■ **Dataset entries**:
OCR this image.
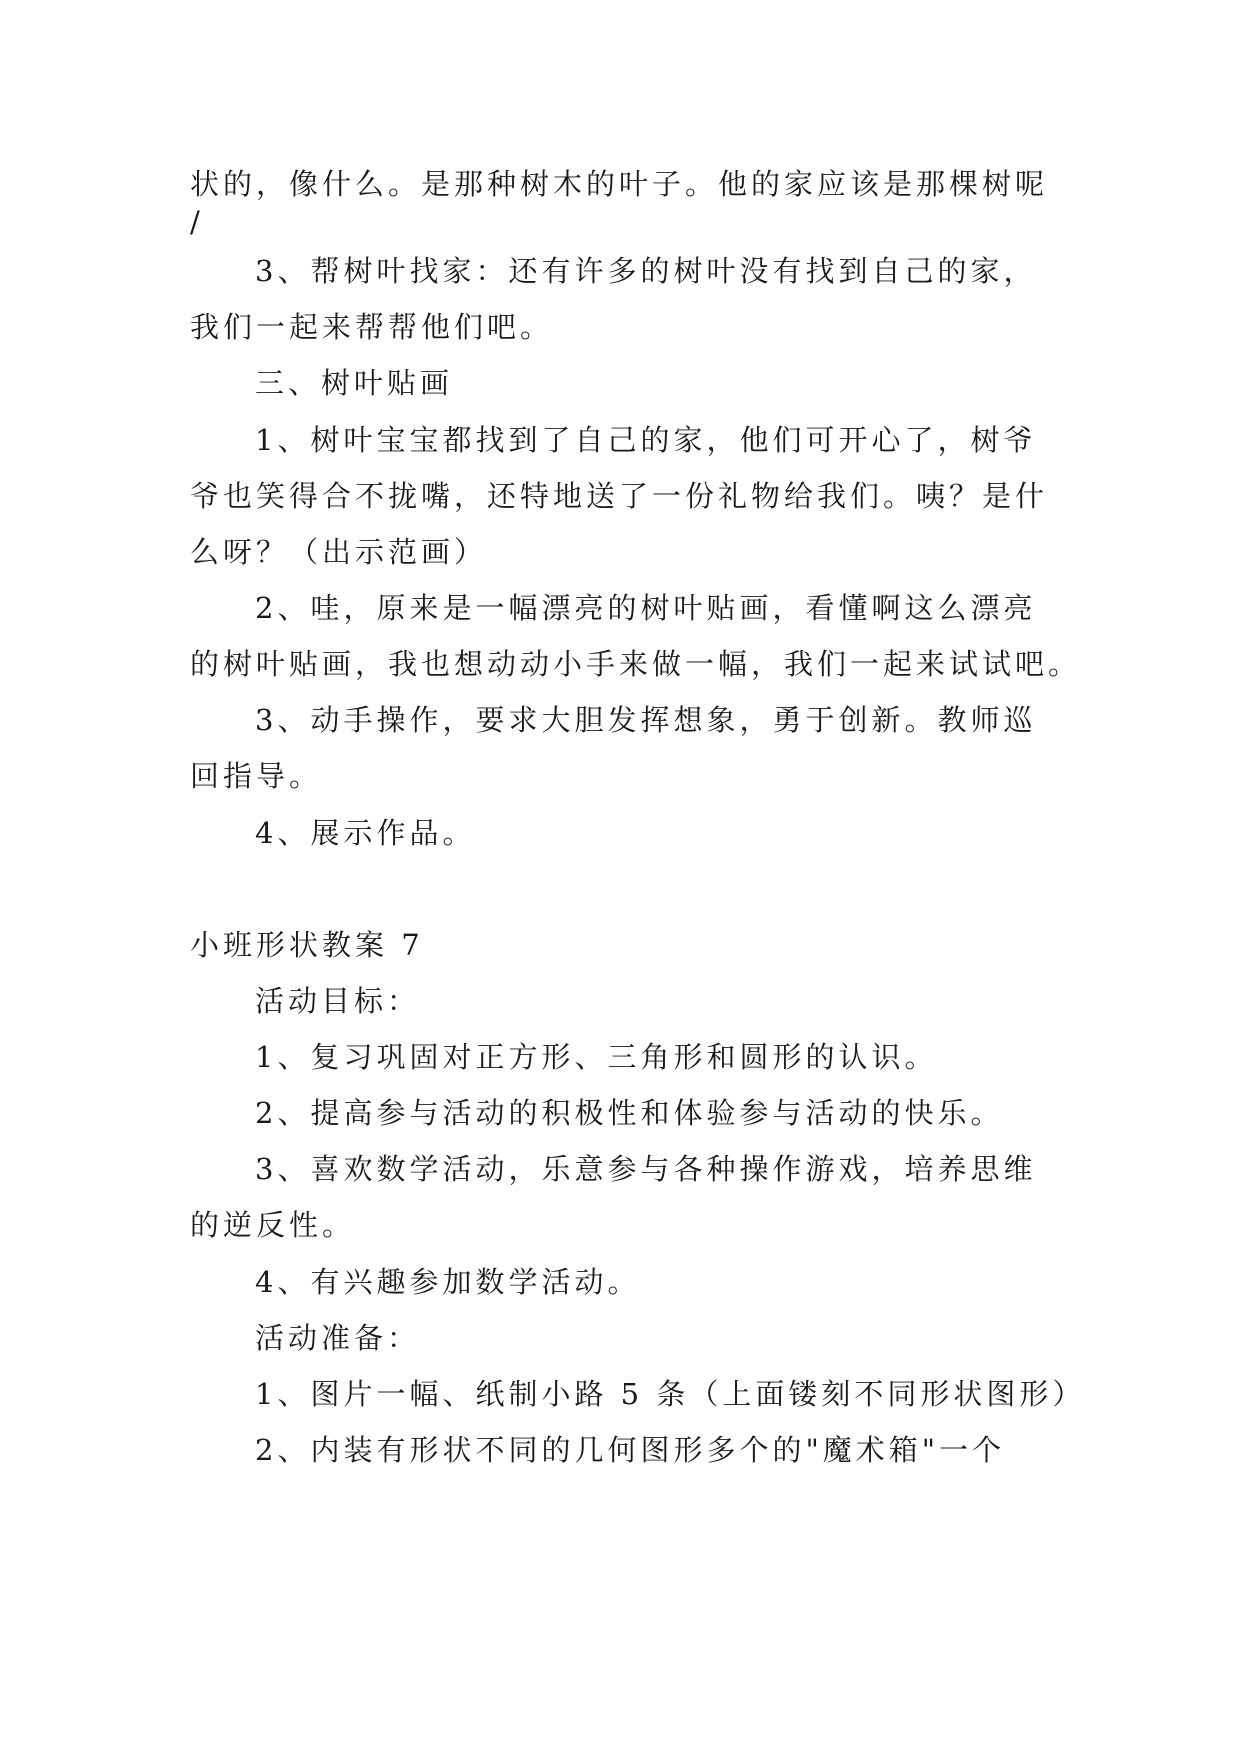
状的，像什么。是那种树木的叶子。他的家应该是那棵树呢

/

3、帮树叶找家：还有许多的树叶没有找到自己的家，

我们一起来帮帮他们吧。

三、树叶贴画

1、树叶宝宝都找到了自己的家，他们可开心了，树爷

爷也笑得合不拢嘴，还特地送了一份礼物给我们。咦？是什

么呀？（出示范画）

2、哇，原来是一幅漂亮的树叶贴画，看懂啊这么漂亮

的树叶贴画，我也想动动小手来做一幅，我们一起来试试吧。

3、动手操作，要求大胆发挥想象，勇于创新。教师巡

回指导。

4、展示作品。

小班形状教案 7

活动目标：

1、复习巩固对正方形、三角形和圆形的认识。

2、提高参与活动的积极性和体验参与活动的快乐。

3、喜欢数学活动，乐意参与各种操作游戏，培养思维

的逆反性。

4、有兴趣参加数学活动。

活动准备：

1、图片一幅、纸制小路 5 条（上面镂刻不同形状图形）

2、内装有形状不同的几何图形多个的"魔术箱"一个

■ **Short task**: Copy out the data above exactly, except the pictures.

■ **Exercise output**:
OCR this image.
状的，像什么。是那种树木的叶子。他的家应该是那棵树呢

/

3、帮树叶找家：还有许多的树叶没有找到自己的家，

我们一起来帮帮他们吧。

三、树叶贴画

1、树叶宝宝都找到了自己的家，他们可开心了，树爷

爷也笑得合不拢嘴，还特地送了一份礼物给我们。咦？是什

么呀？（出示范画）

2、哇，原来是一幅漂亮的树叶贴画，看懂啊这么漂亮

的树叶贴画，我也想动动小手来做一幅，我们一起来试试吧。

3、动手操作，要求大胆发挥想象，勇于创新。教师巡

回指导。

4、展示作品。

小班形状教案 7

活动目标：

1、复习巩固对正方形、三角形和圆形的认识。

2、提高参与活动的积极性和体验参与活动的快乐。

3、喜欢数学活动，乐意参与各种操作游戏，培养思维

的逆反性。

4、有兴趣参加数学活动。

活动准备：

1、图片一幅、纸制小路 5 条（上面镂刻不同形状图形）

2、内装有形状不同的几何图形多个的"魔术箱"一个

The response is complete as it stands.